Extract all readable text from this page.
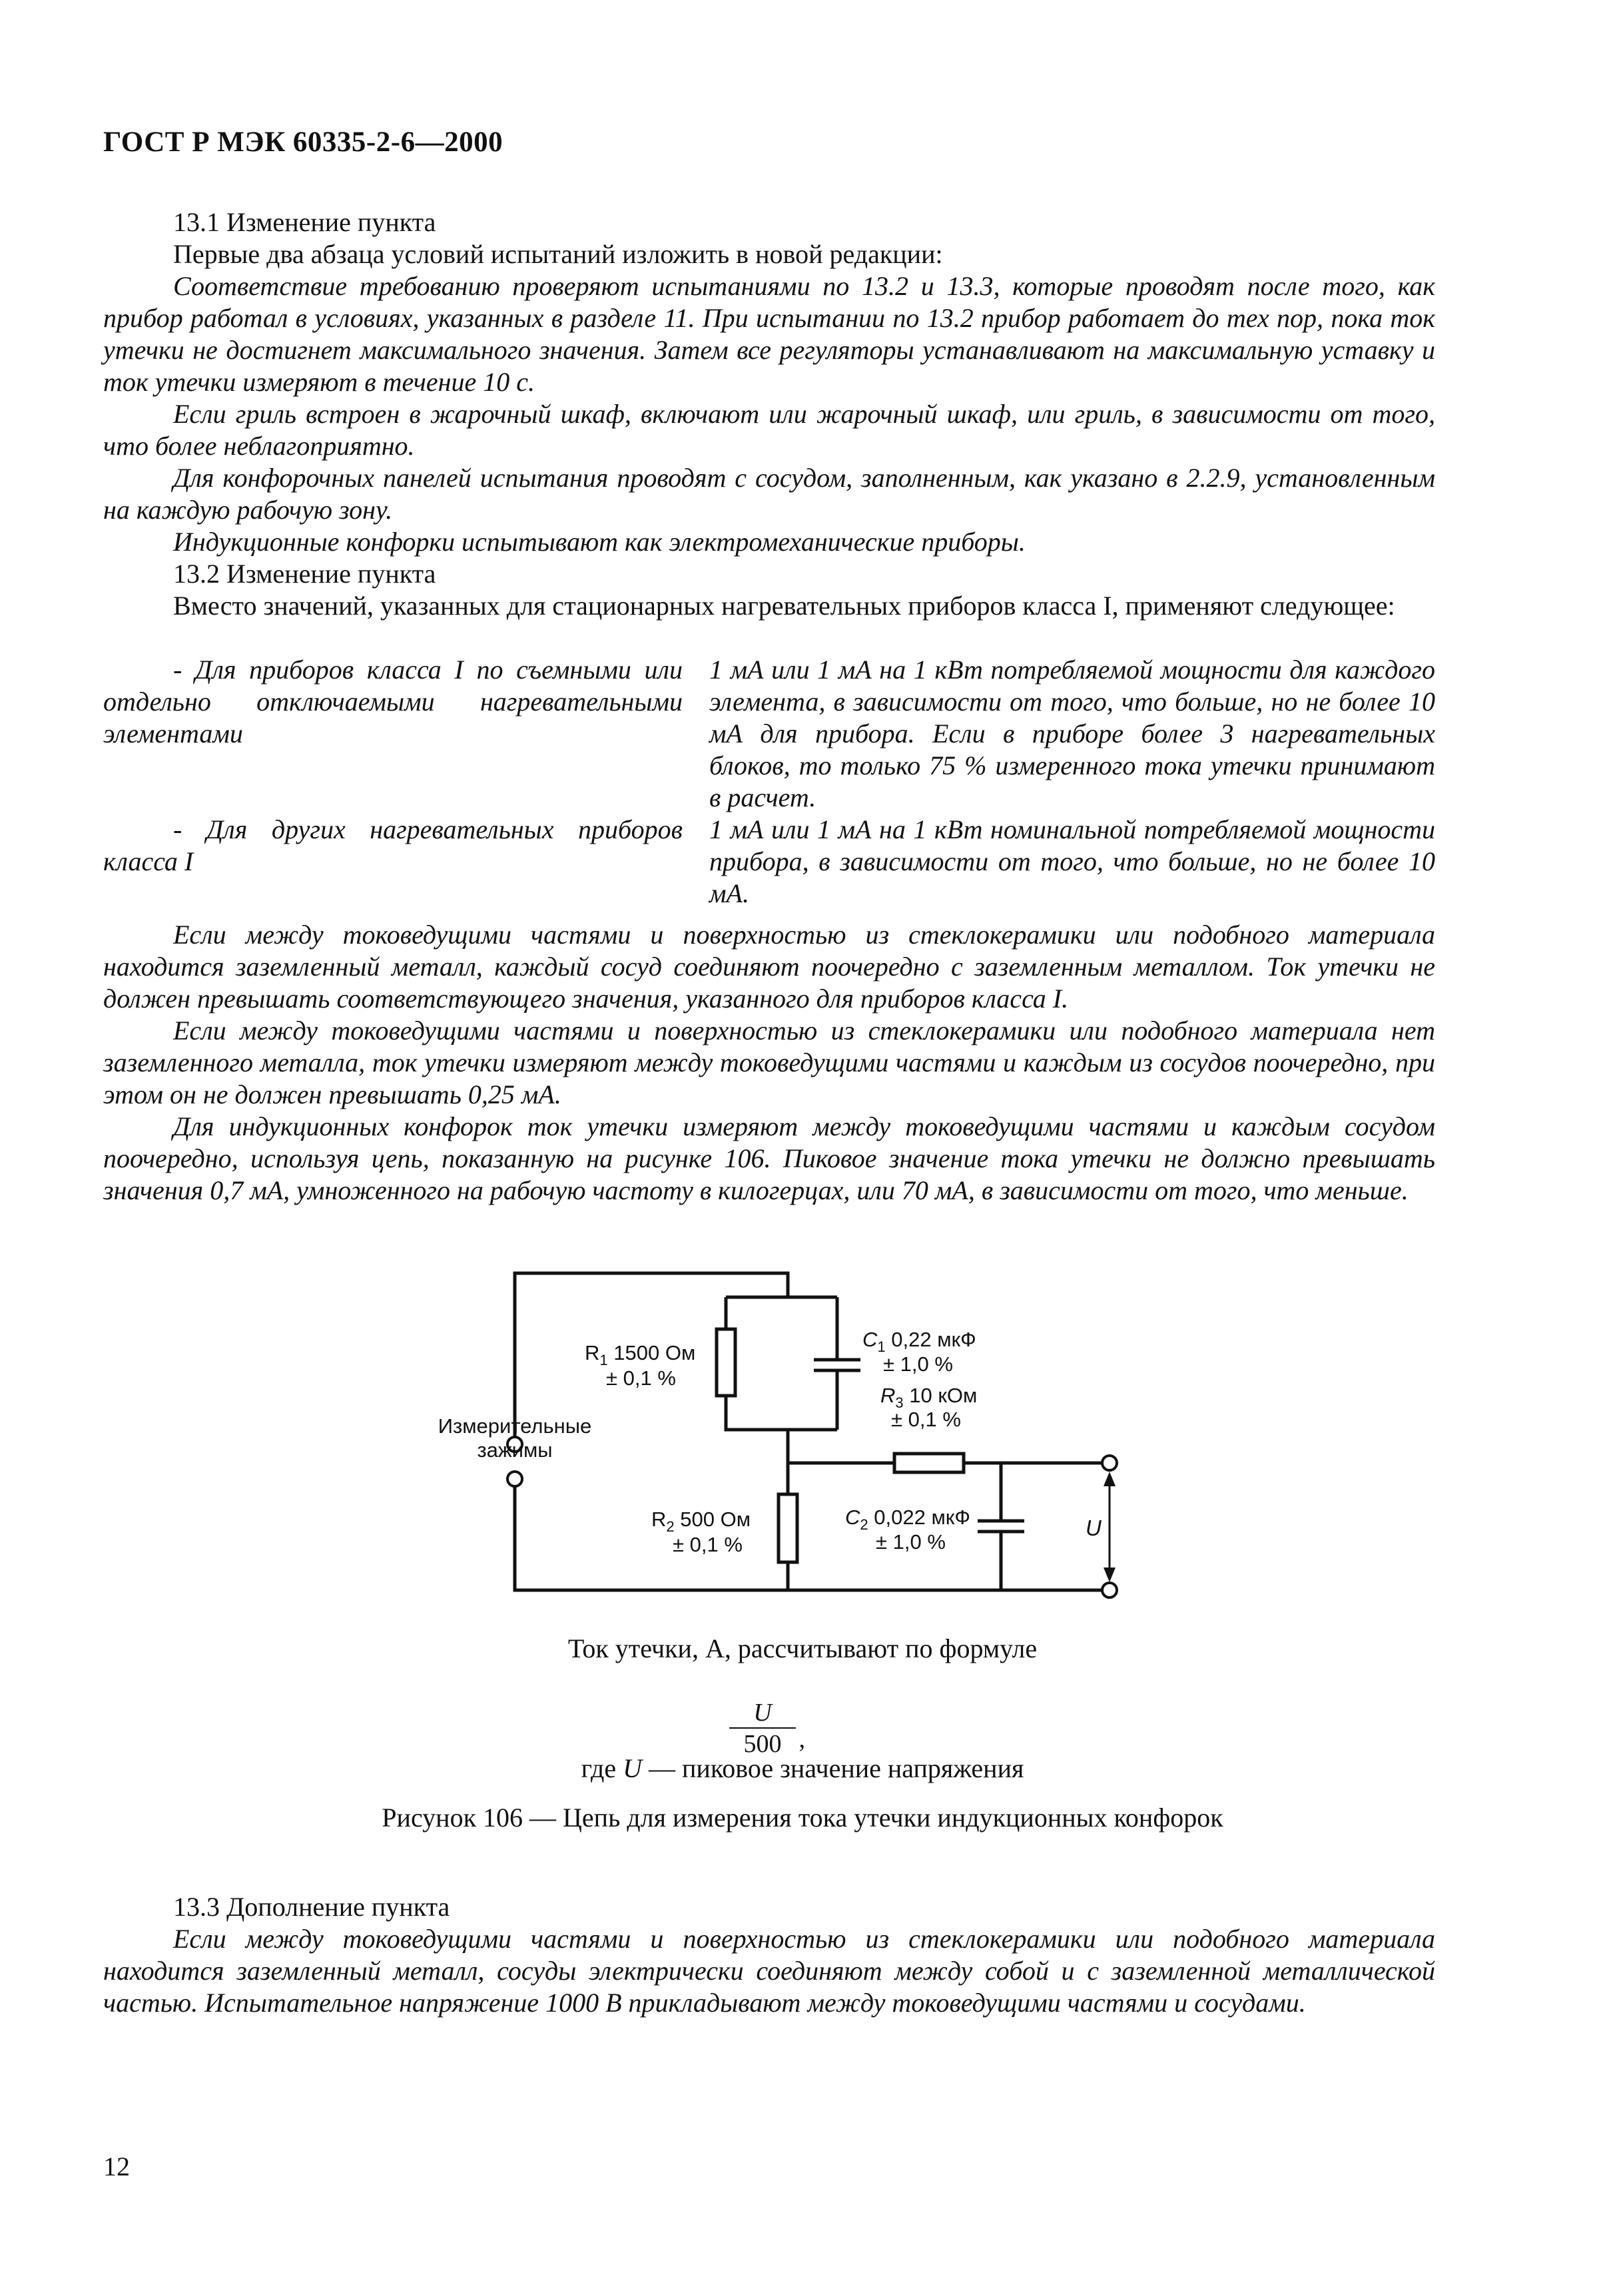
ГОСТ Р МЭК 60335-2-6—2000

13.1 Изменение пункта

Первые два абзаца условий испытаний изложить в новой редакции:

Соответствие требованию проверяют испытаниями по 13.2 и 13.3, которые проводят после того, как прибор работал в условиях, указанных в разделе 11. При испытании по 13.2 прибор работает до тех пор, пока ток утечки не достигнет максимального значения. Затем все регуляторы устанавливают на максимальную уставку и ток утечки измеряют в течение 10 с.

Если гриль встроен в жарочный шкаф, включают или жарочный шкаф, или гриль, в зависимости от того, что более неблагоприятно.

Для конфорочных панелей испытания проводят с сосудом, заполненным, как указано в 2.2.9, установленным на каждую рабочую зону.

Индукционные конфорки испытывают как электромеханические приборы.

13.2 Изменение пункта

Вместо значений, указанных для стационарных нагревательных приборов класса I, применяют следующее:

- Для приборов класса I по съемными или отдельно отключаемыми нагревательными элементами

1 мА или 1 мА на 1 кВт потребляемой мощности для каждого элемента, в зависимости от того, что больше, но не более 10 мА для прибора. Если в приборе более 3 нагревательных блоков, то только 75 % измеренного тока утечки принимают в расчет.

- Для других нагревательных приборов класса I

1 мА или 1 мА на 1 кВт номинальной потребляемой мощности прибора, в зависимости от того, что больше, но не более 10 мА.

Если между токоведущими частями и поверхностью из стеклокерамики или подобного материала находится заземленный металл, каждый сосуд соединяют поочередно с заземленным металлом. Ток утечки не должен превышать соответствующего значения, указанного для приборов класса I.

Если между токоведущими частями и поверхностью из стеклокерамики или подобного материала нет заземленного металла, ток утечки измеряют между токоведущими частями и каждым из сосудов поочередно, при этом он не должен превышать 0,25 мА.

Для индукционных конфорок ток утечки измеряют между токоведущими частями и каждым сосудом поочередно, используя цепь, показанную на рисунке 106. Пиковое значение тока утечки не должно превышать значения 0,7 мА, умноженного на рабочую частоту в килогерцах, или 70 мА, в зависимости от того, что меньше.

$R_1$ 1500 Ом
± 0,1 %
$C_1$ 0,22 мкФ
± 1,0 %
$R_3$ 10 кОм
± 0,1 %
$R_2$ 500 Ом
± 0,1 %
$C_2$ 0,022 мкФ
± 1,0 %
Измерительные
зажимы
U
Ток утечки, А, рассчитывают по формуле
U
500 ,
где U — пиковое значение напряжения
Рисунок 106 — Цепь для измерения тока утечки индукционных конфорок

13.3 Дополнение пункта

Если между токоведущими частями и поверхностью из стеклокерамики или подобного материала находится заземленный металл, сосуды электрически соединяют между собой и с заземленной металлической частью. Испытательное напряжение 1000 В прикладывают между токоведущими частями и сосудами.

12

========

# [EXERCISE BRIEF]
Find all lines holding the string "поверхностью" and copy them.

# [WRITTEN SOLUTION]
Если между токоведущими частями и поверхностью из стеклокерамики или подобного материала находится заземленный металл, каждый сосуд соединяют поочередно с заземленным металлом. Ток утечки не должен превышать соответствующего значения, указанного для приборов класса I.
Если между токоведущими частями и поверхностью из стеклокерамики или подобного материала нет заземленного металла, ток утечки измеряют между токоведущими частями и каждым из сосудов поочередно, при этом он не должен превышать 0,25 мА.
Если между токоведущими частями и поверхностью из стеклокерамики или подобного материала находится заземленный металл, сосуды электрически соединяют между собой и с заземленной металлической частью. Испытательное напряжение 1000 В прикладывают между токоведущими частями и сосудами.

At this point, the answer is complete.